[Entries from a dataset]

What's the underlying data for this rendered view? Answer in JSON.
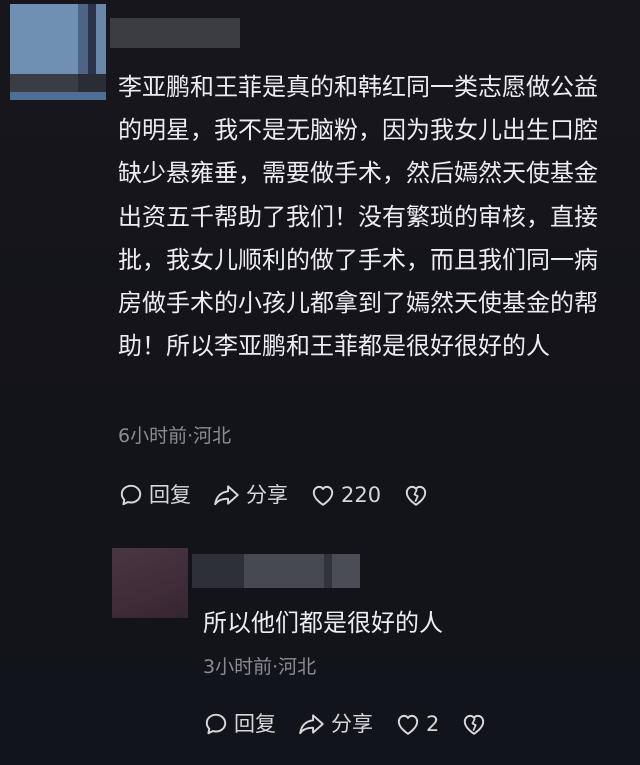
{
  "comment": {
    "avatar_icon": "user-avatar-blurred",
    "text": "李亚鹏和王菲是真的和韩红同一类志愿做公益的明星，我不是无脑粉，因为我女儿出生口腔缺少悬雍垂，需要做手术，然后嫣然天使基金出资五千帮助了我们！没有繁琐的审核，直接批，我女儿顺利的做了手术，而且我们同一病房做手术的小孩儿都拿到了嫣然天使基金的帮助！所以李亚鹏和王菲都是很好很好的人",
    "meta": "6小时前·河北",
    "actions": {
      "reply_label": "回复",
      "share_label": "分享",
      "like_count": "220"
    }
  },
  "reply": {
    "avatar_icon": "user-avatar-blurred",
    "text": "所以他们都是很好的人",
    "meta": "3小时前·河北",
    "actions": {
      "reply_label": "回复",
      "share_label": "分享",
      "like_count": "2"
    }
  },
  "colors": {
    "background": "#15151b",
    "text_primary": "#ededf0",
    "text_secondary": "#8b8c93"
  }
}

» STATED EXERCISE
Each record should be quoted exactly, with the images omitted.

» SOLUTION FOR THIS TASK
What's the underlying data for this rendered view? Answer in JSON.
{
  "comment": {
    "avatar_icon": "user-avatar-blurred",
    "text": "李亚鹏和王菲是真的和韩红同一类志愿做公益的明星，我不是无脑粉，因为我女儿出生口腔缺少悬雍垂，需要做手术，然后嫣然天使基金出资五千帮助了我们！没有繁琐的审核，直接批，我女儿顺利的做了手术，而且我们同一病房做手术的小孩儿都拿到了嫣然天使基金的帮助！所以李亚鹏和王菲都是很好很好的人",
    "meta": "6小时前·河北",
    "actions": {
      "reply_label": "回复",
      "share_label": "分享",
      "like_count": "220"
    }
  },
  "reply": {
    "avatar_icon": "user-avatar-blurred",
    "text": "所以他们都是很好的人",
    "meta": "3小时前·河北",
    "actions": {
      "reply_label": "回复",
      "share_label": "分享",
      "like_count": "2"
    }
  },
  "colors": {
    "background": "#15151b",
    "text_primary": "#ededf0",
    "text_secondary": "#8b8c93"
  }
}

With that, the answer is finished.